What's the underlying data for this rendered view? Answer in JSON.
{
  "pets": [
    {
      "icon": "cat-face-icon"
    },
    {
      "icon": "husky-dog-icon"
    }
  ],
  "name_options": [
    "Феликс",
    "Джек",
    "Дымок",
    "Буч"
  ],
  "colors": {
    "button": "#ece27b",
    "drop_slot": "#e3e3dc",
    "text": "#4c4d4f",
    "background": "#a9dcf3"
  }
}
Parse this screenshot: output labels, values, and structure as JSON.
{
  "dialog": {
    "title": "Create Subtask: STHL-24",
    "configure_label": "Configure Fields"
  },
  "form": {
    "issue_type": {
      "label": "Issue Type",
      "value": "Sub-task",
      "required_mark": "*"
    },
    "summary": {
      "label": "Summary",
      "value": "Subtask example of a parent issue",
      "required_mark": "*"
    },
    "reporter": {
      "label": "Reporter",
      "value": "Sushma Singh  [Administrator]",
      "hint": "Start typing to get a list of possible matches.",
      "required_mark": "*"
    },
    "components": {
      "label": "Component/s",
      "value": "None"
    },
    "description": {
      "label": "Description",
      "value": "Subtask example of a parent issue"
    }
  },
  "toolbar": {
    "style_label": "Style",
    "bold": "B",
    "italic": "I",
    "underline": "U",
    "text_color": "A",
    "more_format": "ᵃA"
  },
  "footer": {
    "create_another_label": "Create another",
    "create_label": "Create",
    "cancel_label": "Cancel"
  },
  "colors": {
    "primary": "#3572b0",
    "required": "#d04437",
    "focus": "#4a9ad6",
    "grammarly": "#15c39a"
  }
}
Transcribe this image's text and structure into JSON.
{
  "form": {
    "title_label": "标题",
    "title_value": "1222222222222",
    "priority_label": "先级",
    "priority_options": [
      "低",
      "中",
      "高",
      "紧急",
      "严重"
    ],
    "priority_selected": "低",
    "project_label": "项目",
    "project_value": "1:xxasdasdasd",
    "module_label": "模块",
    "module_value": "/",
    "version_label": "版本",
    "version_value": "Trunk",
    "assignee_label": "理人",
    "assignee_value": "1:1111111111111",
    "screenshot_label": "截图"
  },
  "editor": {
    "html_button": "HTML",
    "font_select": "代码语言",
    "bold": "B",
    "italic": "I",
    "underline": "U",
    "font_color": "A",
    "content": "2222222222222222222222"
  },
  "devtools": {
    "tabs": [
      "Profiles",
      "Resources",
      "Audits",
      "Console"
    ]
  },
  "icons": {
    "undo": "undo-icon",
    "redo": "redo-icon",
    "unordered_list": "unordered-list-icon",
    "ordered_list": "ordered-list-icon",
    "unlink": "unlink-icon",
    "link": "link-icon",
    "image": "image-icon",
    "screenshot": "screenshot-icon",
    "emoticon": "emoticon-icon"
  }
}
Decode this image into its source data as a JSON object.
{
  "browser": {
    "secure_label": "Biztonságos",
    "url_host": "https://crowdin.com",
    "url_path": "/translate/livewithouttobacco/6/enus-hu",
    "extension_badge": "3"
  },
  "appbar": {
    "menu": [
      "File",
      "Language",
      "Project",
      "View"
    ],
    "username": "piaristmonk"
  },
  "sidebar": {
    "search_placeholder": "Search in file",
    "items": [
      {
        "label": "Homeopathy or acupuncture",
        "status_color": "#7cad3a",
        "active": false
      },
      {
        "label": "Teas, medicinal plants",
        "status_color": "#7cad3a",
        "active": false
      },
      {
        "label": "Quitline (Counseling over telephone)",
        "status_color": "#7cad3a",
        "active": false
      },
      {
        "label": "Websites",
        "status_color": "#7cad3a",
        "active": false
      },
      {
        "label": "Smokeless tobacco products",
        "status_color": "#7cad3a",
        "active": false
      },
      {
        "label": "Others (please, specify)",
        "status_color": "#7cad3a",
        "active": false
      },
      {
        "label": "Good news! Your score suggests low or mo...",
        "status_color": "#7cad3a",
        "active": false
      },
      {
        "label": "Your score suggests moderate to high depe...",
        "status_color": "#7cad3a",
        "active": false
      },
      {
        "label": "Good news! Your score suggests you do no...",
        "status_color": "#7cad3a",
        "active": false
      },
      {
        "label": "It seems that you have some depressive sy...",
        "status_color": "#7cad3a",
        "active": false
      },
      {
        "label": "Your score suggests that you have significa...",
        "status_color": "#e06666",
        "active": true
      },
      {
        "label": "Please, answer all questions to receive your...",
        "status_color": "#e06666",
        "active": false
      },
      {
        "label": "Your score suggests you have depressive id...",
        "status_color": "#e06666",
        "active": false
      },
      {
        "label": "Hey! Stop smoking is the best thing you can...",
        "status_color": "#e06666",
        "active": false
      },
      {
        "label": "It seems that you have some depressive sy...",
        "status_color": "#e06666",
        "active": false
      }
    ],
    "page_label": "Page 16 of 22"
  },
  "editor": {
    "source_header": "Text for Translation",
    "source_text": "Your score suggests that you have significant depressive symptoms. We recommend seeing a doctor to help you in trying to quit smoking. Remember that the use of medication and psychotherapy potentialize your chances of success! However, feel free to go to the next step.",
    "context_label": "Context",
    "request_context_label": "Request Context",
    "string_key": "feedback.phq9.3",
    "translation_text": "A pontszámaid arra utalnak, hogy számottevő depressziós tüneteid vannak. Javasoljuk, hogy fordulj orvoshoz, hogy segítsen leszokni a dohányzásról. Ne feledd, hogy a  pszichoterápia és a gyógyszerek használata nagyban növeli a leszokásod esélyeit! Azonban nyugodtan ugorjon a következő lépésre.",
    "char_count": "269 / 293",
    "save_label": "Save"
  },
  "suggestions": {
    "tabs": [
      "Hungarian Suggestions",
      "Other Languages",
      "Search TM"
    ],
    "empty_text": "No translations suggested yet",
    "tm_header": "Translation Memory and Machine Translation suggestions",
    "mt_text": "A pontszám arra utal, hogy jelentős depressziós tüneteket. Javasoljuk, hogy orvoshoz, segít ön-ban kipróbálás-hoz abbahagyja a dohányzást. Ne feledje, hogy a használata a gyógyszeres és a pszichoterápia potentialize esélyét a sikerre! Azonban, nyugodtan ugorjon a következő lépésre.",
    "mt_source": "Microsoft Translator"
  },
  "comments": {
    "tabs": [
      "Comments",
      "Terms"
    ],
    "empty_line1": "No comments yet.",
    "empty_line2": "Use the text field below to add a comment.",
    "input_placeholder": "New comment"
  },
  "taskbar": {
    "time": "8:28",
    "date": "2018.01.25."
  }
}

**WHAT THIS TASK INVOLVES**
Return all the data exactly as given.

**EXERCISE OUTPUT**
What's the underlying data for this rendered view? Answer in JSON.
{
  "pets": [
    {
      "icon": "cat-face-icon"
    },
    {
      "icon": "husky-dog-icon"
    }
  ],
  "name_options": [
    "Феликс",
    "Джек",
    "Дымок",
    "Буч"
  ],
  "colors": {
    "button": "#ece27b",
    "drop_slot": "#e3e3dc",
    "text": "#4c4d4f",
    "background": "#a9dcf3"
  }
}
Parse this screenshot: output labels, values, and structure as JSON.
{
  "dialog": {
    "title": "Create Subtask: STHL-24",
    "configure_label": "Configure Fields"
  },
  "form": {
    "issue_type": {
      "label": "Issue Type",
      "value": "Sub-task",
      "required_mark": "*"
    },
    "summary": {
      "label": "Summary",
      "value": "Subtask example of a parent issue",
      "required_mark": "*"
    },
    "reporter": {
      "label": "Reporter",
      "value": "Sushma Singh  [Administrator]",
      "hint": "Start typing to get a list of possible matches.",
      "required_mark": "*"
    },
    "components": {
      "label": "Component/s",
      "value": "None"
    },
    "description": {
      "label": "Description",
      "value": "Subtask example of a parent issue"
    }
  },
  "toolbar": {
    "style_label": "Style",
    "bold": "B",
    "italic": "I",
    "underline": "U",
    "text_color": "A",
    "more_format": "ᵃA"
  },
  "footer": {
    "create_another_label": "Create another",
    "create_label": "Create",
    "cancel_label": "Cancel"
  },
  "colors": {
    "primary": "#3572b0",
    "required": "#d04437",
    "focus": "#4a9ad6",
    "grammarly": "#15c39a"
  }
}
Transcribe this image's text and structure into JSON.
{
  "form": {
    "title_label": "标题",
    "title_value": "1222222222222",
    "priority_label": "先级",
    "priority_options": [
      "低",
      "中",
      "高",
      "紧急",
      "严重"
    ],
    "priority_selected": "低",
    "project_label": "项目",
    "project_value": "1:xxasdasdasd",
    "module_label": "模块",
    "module_value": "/",
    "version_label": "版本",
    "version_value": "Trunk",
    "assignee_label": "理人",
    "assignee_value": "1:1111111111111",
    "screenshot_label": "截图"
  },
  "editor": {
    "html_button": "HTML",
    "font_select": "代码语言",
    "bold": "B",
    "italic": "I",
    "underline": "U",
    "font_color": "A",
    "content": "2222222222222222222222"
  },
  "devtools": {
    "tabs": [
      "Profiles",
      "Resources",
      "Audits",
      "Console"
    ]
  },
  "icons": {
    "undo": "undo-icon",
    "redo": "redo-icon",
    "unordered_list": "unordered-list-icon",
    "ordered_list": "ordered-list-icon",
    "unlink": "unlink-icon",
    "link": "link-icon",
    "image": "image-icon",
    "screenshot": "screenshot-icon",
    "emoticon": "emoticon-icon"
  }
}
Decode this image into its source data as a JSON object.
{
  "browser": {
    "secure_label": "Biztonságos",
    "url_host": "https://crowdin.com",
    "url_path": "/translate/livewithouttobacco/6/enus-hu",
    "extension_badge": "3"
  },
  "appbar": {
    "menu": [
      "File",
      "Language",
      "Project",
      "View"
    ],
    "username": "piaristmonk"
  },
  "sidebar": {
    "search_placeholder": "Search in file",
    "items": [
      {
        "label": "Homeopathy or acupuncture",
        "status_color": "#7cad3a",
        "active": false
      },
      {
        "label": "Teas, medicinal plants",
        "status_color": "#7cad3a",
        "active": false
      },
      {
        "label": "Quitline (Counseling over telephone)",
        "status_color": "#7cad3a",
        "active": false
      },
      {
        "label": "Websites",
        "status_color": "#7cad3a",
        "active": false
      },
      {
        "label": "Smokeless tobacco products",
        "status_color": "#7cad3a",
        "active": false
      },
      {
        "label": "Others (please, specify)",
        "status_color": "#7cad3a",
        "active": false
      },
      {
        "label": "Good news! Your score suggests low or mo...",
        "status_color": "#7cad3a",
        "active": false
      },
      {
        "label": "Your score suggests moderate to high depe...",
        "status_color": "#7cad3a",
        "active": false
      },
      {
        "label": "Good news! Your score suggests you do no...",
        "status_color": "#7cad3a",
        "active": false
      },
      {
        "label": "It seems that you have some depressive sy...",
        "status_color": "#7cad3a",
        "active": false
      },
      {
        "label": "Your score suggests that you have significa...",
        "status_color": "#e06666",
        "active": true
      },
      {
        "label": "Please, answer all questions to receive your...",
        "status_color": "#e06666",
        "active": false
      },
      {
        "label": "Your score suggests you have depressive id...",
        "status_color": "#e06666",
        "active": false
      },
      {
        "label": "Hey! Stop smoking is the best thing you can...",
        "status_color": "#e06666",
        "active": false
      },
      {
        "label": "It seems that you have some depressive sy...",
        "status_color": "#e06666",
        "active": false
      }
    ],
    "page_label": "Page 16 of 22"
  },
  "editor": {
    "source_header": "Text for Translation",
    "source_text": "Your score suggests that you have significant depressive symptoms. We recommend seeing a doctor to help you in trying to quit smoking. Remember that the use of medication and psychotherapy potentialize your chances of success! However, feel free to go to the next step.",
    "context_label": "Context",
    "request_context_label": "Request Context",
    "string_key": "feedback.phq9.3",
    "translation_text": "A pontszámaid arra utalnak, hogy számottevő depressziós tüneteid vannak. Javasoljuk, hogy fordulj orvoshoz, hogy segítsen leszokni a dohányzásról. Ne feledd, hogy a  pszichoterápia és a gyógyszerek használata nagyban növeli a leszokásod esélyeit! Azonban nyugodtan ugorjon a következő lépésre.",
    "char_count": "269 / 293",
    "save_label": "Save"
  },
  "suggestions": {
    "tabs": [
      "Hungarian Suggestions",
      "Other Languages",
      "Search TM"
    ],
    "empty_text": "No translations suggested yet",
    "tm_header": "Translation Memory and Machine Translation suggestions",
    "mt_text": "A pontszám arra utal, hogy jelentős depressziós tüneteket. Javasoljuk, hogy orvoshoz, segít ön-ban kipróbálás-hoz abbahagyja a dohányzást. Ne feledje, hogy a használata a gyógyszeres és a pszichoterápia potentialize esélyét a sikerre! Azonban, nyugodtan ugorjon a következő lépésre.",
    "mt_source": "Microsoft Translator"
  },
  "comments": {
    "tabs": [
      "Comments",
      "Terms"
    ],
    "empty_line1": "No comments yet.",
    "empty_line2": "Use the text field below to add a comment.",
    "input_placeholder": "New comment"
  },
  "taskbar": {
    "time": "8:28",
    "date": "2018.01.25."
  }
}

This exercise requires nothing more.